*EXERCISE DETAILS*
Determine how many lines include "JSON". Give the number and nothing else.

*ENTRIES SUPPLIED*

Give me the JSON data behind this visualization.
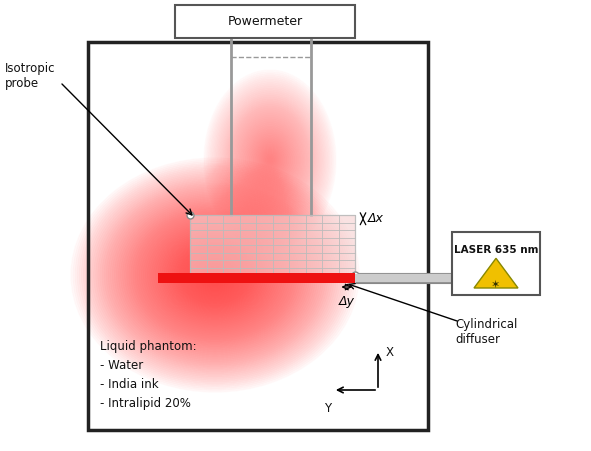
{
  "fig_width": 5.91,
  "fig_height": 4.51,
  "bg_color": "#ffffff",
  "powermeter_label": "Powermeter",
  "isotropic_probe_label": "Isotropic\nprobe",
  "laser_label": "LASER 635 nm",
  "cylindrical_diffuser_label": "Cylindrical\ndiffuser",
  "liquid_phantom_label": "Liquid phantom:\n- Water\n- India ink\n- Intralipid 20%",
  "dx_label": "Δx",
  "dy_label": "Δy",
  "tank_edge_color": "#222222",
  "grid_color": "#bbbbbb",
  "font_size_main": 9,
  "font_size_label": 8.5
}
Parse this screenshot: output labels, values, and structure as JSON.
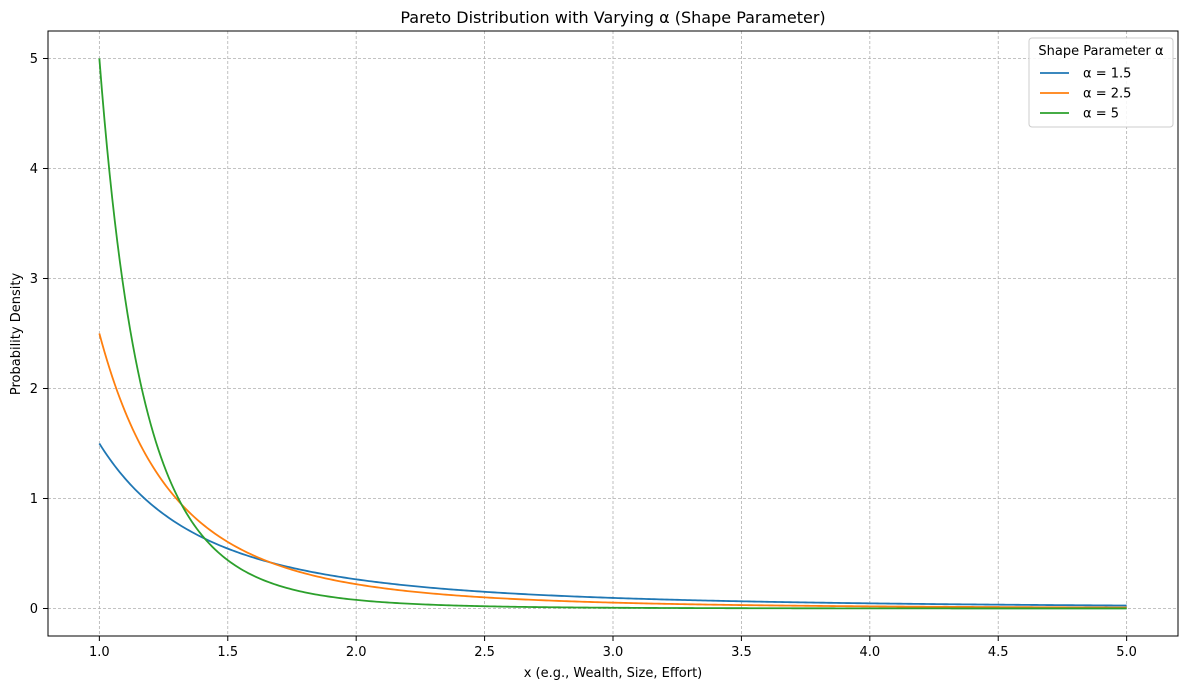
{
  "chart_data": {
    "type": "line",
    "title": "Pareto Distribution with Varying α (Shape Parameter)",
    "xlabel": "x (e.g., Wealth, Size, Effort)",
    "ylabel": "Probability Density",
    "xlim": [
      0.8,
      5.2
    ],
    "ylim": [
      -0.25,
      5.25
    ],
    "xticks": [
      1.0,
      1.5,
      2.0,
      2.5,
      3.0,
      3.5,
      4.0,
      4.5,
      5.0
    ],
    "xtick_labels": [
      "1.0",
      "1.5",
      "2.0",
      "2.5",
      "3.0",
      "3.5",
      "4.0",
      "4.5",
      "5.0"
    ],
    "yticks": [
      0,
      1,
      2,
      3,
      4,
      5
    ],
    "ytick_labels": [
      "0",
      "1",
      "2",
      "3",
      "4",
      "5"
    ],
    "grid": true,
    "legend": {
      "title": "Shape Parameter α",
      "placement": "top-right"
    },
    "x_min": 1.0,
    "x_max": 5.0,
    "series": [
      {
        "name": "α = 1.5",
        "alpha": 1.5,
        "color": "#1f77b4"
      },
      {
        "name": "α = 2.5",
        "alpha": 2.5,
        "color": "#ff7f0e"
      },
      {
        "name": "α = 5",
        "alpha": 5,
        "color": "#2ca02c"
      }
    ]
  }
}
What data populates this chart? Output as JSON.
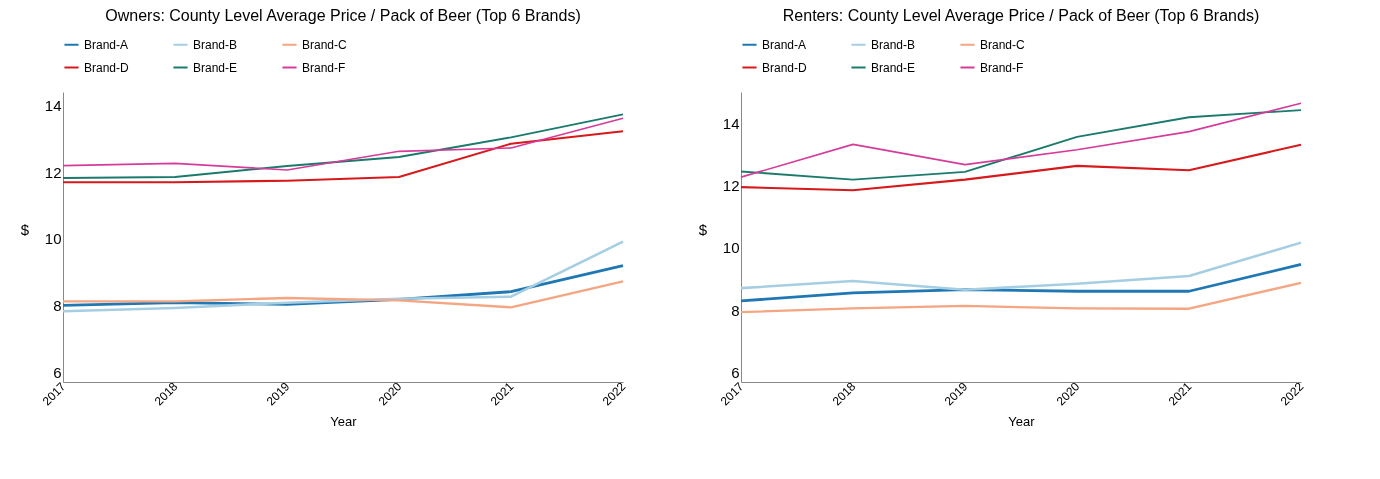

*SOLVED EXERCISE*
3